━━━━━ Dataset content

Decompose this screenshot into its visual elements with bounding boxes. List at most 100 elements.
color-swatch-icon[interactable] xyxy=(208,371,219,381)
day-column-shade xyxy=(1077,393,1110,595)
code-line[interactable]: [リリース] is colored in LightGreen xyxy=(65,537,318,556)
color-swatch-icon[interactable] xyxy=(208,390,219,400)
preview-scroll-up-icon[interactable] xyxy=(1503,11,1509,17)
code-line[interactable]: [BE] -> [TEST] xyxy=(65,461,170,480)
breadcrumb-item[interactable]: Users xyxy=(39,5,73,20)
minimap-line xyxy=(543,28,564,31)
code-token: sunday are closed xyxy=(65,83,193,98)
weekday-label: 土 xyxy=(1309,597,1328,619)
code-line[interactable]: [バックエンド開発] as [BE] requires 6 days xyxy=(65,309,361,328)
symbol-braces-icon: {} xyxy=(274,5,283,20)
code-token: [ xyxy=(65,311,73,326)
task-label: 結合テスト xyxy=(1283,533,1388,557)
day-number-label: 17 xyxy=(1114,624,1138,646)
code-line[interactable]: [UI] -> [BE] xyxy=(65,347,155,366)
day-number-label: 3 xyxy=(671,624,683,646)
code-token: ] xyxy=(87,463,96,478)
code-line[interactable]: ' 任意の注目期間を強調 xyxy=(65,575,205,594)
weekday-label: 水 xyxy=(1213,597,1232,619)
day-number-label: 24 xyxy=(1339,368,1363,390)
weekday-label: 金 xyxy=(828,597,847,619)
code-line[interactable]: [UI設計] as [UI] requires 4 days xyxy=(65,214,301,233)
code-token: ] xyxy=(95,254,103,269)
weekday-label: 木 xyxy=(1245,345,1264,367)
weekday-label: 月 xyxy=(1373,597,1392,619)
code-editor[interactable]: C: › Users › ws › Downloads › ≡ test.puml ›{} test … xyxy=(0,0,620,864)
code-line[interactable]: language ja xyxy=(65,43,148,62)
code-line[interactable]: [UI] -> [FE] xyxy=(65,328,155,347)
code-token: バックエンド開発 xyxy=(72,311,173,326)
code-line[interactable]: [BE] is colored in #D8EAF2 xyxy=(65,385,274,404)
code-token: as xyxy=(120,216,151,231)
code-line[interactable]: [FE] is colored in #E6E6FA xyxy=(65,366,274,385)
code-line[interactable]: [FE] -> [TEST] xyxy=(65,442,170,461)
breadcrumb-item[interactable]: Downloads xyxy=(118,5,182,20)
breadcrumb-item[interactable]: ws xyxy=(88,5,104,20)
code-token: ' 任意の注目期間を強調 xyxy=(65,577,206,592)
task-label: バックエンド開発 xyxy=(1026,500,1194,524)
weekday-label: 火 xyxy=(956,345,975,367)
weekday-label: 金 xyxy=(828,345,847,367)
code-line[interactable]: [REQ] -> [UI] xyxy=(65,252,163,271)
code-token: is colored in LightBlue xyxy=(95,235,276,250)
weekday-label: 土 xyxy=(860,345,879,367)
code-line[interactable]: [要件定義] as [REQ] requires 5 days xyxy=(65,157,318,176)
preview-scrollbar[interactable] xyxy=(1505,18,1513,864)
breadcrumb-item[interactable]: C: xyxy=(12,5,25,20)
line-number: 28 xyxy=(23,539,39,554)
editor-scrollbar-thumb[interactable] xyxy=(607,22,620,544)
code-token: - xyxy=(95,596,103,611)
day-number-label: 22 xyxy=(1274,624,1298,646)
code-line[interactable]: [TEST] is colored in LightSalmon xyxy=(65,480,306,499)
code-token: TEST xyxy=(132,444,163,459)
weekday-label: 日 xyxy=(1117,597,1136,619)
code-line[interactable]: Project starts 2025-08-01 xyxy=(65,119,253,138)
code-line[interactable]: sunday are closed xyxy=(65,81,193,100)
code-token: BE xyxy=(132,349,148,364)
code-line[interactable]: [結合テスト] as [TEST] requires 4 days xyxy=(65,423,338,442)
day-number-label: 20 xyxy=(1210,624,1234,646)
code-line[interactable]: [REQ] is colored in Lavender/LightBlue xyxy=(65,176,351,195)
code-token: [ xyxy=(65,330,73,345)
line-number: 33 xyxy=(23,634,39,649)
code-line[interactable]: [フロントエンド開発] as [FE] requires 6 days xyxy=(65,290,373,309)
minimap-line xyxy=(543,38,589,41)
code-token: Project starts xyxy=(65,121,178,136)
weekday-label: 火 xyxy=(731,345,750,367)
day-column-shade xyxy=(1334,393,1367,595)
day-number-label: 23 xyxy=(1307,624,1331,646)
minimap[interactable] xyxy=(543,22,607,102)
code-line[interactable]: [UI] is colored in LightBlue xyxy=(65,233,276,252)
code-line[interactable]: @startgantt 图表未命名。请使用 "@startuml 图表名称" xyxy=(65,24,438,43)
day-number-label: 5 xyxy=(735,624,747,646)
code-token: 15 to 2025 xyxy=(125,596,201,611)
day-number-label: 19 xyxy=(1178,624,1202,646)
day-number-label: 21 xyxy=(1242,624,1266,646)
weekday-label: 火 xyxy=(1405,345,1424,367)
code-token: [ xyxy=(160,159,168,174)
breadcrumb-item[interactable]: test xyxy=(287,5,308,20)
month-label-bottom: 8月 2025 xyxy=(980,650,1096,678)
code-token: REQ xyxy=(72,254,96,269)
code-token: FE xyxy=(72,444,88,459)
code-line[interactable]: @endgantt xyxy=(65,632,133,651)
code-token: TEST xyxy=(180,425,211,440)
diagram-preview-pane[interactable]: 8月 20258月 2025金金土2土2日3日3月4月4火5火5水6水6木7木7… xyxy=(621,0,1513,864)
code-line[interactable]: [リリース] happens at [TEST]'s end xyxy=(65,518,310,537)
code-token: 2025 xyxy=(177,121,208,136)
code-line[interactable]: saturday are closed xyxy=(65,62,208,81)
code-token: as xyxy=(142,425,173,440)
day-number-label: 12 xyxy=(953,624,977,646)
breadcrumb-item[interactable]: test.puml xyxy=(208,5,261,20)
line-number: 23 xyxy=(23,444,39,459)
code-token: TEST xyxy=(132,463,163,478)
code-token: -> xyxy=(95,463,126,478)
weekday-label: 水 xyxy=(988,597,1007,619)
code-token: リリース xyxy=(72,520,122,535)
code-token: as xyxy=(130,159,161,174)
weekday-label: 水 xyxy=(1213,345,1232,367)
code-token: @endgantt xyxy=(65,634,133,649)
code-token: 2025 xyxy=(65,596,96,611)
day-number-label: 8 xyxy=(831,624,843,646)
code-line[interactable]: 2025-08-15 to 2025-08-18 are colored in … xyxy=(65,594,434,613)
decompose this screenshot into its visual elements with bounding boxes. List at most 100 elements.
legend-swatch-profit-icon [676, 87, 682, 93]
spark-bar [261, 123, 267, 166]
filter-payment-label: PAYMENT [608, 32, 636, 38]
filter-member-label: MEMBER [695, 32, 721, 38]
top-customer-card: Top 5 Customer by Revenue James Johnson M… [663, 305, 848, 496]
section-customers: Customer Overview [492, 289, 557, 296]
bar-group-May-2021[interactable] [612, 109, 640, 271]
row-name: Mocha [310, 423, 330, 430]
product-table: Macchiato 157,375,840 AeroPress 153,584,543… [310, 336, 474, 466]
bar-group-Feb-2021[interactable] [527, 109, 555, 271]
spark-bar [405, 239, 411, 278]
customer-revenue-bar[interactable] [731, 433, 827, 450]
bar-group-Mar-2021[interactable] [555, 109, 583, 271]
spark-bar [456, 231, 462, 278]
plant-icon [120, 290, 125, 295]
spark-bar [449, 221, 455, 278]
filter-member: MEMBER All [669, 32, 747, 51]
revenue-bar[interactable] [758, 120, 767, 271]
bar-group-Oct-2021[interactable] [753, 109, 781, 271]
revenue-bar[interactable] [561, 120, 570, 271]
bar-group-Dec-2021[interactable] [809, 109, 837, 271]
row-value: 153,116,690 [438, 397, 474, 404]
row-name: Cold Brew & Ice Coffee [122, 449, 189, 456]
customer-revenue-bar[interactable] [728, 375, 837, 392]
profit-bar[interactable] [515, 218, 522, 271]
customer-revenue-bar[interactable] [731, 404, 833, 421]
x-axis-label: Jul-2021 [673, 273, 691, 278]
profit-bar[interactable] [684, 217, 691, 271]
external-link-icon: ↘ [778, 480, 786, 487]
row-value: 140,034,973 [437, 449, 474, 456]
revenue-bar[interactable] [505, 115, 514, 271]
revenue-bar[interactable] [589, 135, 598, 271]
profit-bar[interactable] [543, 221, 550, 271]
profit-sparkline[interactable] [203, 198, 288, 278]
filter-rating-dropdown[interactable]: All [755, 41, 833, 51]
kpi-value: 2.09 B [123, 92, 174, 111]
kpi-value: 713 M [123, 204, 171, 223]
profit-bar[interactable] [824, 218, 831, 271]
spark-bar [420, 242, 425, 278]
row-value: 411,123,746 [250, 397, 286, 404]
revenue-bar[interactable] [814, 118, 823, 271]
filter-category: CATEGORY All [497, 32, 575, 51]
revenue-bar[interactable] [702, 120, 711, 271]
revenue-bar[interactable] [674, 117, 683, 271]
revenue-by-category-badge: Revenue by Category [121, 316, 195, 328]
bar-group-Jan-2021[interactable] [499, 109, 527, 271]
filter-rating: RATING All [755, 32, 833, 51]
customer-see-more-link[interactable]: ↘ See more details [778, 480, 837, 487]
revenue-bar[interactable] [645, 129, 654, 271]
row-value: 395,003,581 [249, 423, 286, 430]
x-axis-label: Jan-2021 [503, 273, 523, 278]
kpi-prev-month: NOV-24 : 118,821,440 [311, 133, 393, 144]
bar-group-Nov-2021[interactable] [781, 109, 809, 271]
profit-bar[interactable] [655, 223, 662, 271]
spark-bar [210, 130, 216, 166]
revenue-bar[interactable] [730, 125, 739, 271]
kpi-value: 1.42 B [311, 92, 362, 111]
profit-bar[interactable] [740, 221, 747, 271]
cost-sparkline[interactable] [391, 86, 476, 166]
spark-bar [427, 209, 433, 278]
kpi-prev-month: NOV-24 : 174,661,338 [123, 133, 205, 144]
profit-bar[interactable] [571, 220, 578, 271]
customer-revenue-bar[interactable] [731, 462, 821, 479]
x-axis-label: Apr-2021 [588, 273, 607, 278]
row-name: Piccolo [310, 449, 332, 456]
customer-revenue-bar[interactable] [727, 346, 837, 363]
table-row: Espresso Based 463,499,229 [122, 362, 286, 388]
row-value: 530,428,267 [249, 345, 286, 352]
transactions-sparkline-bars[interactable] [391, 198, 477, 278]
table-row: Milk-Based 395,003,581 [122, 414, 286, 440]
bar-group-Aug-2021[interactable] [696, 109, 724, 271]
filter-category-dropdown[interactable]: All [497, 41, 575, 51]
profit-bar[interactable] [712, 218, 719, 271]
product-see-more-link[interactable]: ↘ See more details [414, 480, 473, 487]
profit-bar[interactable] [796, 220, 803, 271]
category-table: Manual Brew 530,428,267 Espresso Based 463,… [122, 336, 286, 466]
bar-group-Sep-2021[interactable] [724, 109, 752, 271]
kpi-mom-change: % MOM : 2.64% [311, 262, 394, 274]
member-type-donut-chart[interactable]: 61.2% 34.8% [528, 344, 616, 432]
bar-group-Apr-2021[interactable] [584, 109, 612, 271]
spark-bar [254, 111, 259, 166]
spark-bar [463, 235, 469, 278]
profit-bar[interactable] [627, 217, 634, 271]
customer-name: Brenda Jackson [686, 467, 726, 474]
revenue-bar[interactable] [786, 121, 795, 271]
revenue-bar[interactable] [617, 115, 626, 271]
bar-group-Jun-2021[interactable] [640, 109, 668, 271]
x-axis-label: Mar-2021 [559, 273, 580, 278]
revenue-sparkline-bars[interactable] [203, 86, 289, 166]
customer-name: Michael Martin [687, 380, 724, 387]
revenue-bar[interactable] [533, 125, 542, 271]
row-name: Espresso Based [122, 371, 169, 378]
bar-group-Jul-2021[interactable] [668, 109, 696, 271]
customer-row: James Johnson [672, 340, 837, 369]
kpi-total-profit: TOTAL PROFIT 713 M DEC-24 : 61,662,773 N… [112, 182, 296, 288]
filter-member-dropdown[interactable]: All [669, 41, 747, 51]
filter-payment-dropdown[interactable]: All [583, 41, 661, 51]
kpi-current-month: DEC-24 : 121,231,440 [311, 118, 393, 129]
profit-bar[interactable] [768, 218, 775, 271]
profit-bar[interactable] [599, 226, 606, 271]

━━━━━━━━━━

### Objective
Copy out the records verbatim, starting with the first line and going on through the line that contains "code-line[interactable]: ' 任意の注目期間を強調".

### Result
Decompose this screenshot into its visual elements with bounding boxes. List at most 100 elements.
color-swatch-icon[interactable] xyxy=(208,371,219,381)
day-column-shade xyxy=(1077,393,1110,595)
code-line[interactable]: [リリース] is colored in LightGreen xyxy=(65,537,318,556)
color-swatch-icon[interactable] xyxy=(208,390,219,400)
preview-scroll-up-icon[interactable] xyxy=(1503,11,1509,17)
code-line[interactable]: [BE] -> [TEST] xyxy=(65,461,170,480)
breadcrumb-item[interactable]: Users xyxy=(39,5,73,20)
minimap-line xyxy=(543,28,564,31)
code-token: sunday are closed xyxy=(65,83,193,98)
weekday-label: 土 xyxy=(1309,597,1328,619)
code-line[interactable]: [バックエンド開発] as [BE] requires 6 days xyxy=(65,309,361,328)
symbol-braces-icon: {} xyxy=(274,5,283,20)
code-token: [ xyxy=(65,311,73,326)
task-label: 結合テスト xyxy=(1283,533,1388,557)
day-number-label: 17 xyxy=(1114,624,1138,646)
code-line[interactable]: [UI] -> [BE] xyxy=(65,347,155,366)
day-number-label: 3 xyxy=(671,624,683,646)
code-token: ] xyxy=(87,463,96,478)
code-line[interactable]: ' 任意の注目期間を強調 xyxy=(65,575,205,594)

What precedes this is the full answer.